Say how many lines contain the word "aneh". Only the number should be given.

— start Information shown —

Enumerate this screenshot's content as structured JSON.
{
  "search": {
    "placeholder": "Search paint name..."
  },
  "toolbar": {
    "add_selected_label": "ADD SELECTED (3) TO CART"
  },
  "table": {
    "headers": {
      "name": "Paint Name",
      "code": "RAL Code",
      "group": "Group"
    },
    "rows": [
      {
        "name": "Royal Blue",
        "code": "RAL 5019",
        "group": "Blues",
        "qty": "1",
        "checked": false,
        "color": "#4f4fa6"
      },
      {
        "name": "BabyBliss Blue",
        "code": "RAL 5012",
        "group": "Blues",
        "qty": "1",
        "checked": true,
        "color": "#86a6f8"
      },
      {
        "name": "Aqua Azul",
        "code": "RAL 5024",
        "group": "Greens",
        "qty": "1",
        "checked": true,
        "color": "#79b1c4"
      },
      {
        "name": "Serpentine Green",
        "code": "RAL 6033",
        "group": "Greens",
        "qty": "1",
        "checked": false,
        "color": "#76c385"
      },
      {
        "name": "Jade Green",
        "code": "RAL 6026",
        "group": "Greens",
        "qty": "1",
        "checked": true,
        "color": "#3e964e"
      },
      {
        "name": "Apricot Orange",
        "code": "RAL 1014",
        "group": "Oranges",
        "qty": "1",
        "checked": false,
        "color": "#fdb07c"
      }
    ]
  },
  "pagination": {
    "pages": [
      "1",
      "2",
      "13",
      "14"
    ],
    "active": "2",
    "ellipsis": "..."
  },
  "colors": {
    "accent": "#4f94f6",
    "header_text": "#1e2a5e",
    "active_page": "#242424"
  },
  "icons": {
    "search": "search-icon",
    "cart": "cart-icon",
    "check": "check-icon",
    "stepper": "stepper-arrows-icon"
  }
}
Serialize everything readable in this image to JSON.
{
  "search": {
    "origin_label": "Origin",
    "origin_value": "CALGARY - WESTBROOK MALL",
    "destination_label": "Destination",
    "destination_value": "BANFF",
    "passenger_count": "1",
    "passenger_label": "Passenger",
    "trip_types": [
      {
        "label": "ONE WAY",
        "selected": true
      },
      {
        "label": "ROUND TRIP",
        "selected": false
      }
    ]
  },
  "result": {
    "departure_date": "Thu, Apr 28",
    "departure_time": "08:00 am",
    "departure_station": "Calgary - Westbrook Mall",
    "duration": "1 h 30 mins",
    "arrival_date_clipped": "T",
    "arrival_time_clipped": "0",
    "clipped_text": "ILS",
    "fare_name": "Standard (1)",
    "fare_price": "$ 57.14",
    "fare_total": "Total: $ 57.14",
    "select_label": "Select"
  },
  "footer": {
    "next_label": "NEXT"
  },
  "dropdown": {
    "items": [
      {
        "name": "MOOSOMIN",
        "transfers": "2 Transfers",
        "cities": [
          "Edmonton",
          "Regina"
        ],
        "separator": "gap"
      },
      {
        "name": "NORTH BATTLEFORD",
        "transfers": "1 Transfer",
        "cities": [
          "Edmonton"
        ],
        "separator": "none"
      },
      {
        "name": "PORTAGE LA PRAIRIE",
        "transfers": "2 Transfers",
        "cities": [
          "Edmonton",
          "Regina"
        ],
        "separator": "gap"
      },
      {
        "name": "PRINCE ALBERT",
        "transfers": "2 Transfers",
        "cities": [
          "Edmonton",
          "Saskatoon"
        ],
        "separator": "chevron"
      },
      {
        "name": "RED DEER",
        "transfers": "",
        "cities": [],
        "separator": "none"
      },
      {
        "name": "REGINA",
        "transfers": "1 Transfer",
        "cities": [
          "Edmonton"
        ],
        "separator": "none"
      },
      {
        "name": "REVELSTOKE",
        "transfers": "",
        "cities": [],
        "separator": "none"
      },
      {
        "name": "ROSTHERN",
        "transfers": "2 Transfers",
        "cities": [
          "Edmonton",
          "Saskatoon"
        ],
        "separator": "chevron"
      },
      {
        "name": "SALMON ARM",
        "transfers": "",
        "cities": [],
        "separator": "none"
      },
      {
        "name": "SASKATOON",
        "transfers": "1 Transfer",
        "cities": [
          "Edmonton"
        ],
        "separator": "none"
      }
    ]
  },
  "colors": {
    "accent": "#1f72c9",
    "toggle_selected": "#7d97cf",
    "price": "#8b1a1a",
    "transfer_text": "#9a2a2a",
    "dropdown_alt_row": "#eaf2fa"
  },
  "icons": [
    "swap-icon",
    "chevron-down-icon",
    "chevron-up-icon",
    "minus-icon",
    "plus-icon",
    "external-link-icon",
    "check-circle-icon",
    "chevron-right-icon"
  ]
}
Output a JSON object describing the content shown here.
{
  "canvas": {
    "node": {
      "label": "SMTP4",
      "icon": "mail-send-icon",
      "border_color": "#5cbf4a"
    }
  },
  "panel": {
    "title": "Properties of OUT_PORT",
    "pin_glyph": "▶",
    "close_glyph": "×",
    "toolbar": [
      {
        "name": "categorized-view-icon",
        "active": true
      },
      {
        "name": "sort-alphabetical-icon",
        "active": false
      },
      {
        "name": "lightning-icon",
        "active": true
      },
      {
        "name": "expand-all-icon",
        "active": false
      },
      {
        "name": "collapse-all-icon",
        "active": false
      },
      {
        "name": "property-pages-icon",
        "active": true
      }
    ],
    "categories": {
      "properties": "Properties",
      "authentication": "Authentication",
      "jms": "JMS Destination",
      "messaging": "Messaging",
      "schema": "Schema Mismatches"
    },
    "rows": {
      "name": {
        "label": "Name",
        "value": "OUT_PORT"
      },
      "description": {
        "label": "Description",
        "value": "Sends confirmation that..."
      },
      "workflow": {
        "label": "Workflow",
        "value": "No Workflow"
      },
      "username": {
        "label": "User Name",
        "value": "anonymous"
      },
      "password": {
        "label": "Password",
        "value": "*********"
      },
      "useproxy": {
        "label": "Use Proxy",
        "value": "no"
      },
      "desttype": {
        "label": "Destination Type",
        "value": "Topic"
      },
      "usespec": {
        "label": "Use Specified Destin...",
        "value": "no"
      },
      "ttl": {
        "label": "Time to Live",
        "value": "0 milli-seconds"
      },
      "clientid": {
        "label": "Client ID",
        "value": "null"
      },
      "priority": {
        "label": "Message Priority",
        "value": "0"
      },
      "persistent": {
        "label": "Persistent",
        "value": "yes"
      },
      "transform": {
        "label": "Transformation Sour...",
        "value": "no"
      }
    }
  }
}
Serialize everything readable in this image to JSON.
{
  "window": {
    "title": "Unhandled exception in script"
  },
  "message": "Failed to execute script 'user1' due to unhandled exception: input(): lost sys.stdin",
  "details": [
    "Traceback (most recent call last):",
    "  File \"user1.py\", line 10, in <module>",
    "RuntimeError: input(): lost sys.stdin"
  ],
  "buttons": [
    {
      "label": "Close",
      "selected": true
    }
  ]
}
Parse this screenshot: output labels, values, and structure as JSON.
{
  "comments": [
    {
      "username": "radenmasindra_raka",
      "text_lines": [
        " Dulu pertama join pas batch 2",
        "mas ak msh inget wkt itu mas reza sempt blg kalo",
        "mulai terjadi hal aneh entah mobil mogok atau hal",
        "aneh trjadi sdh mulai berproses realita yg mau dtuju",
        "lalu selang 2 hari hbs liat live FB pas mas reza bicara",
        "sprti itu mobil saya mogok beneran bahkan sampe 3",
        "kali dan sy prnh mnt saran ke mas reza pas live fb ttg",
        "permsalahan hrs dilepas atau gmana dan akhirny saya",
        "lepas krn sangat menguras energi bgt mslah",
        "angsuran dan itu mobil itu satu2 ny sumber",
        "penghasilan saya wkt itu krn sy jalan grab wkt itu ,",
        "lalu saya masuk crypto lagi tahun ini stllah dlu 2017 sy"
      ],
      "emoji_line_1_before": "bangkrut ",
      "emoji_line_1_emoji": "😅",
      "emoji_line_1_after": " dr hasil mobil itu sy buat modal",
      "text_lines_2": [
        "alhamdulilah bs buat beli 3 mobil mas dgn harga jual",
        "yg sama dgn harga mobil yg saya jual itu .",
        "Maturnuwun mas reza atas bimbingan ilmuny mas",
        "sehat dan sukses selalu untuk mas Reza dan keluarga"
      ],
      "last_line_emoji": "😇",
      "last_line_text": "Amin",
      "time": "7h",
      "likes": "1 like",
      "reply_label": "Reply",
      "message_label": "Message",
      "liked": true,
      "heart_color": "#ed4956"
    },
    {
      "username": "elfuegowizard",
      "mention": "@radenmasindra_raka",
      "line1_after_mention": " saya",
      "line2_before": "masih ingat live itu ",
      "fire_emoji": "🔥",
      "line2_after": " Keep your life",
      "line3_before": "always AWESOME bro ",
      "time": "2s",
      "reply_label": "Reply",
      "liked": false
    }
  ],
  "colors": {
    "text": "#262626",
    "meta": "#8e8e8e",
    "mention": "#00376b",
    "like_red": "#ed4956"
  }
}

— end Information shown —

§ Response to the exercise:
2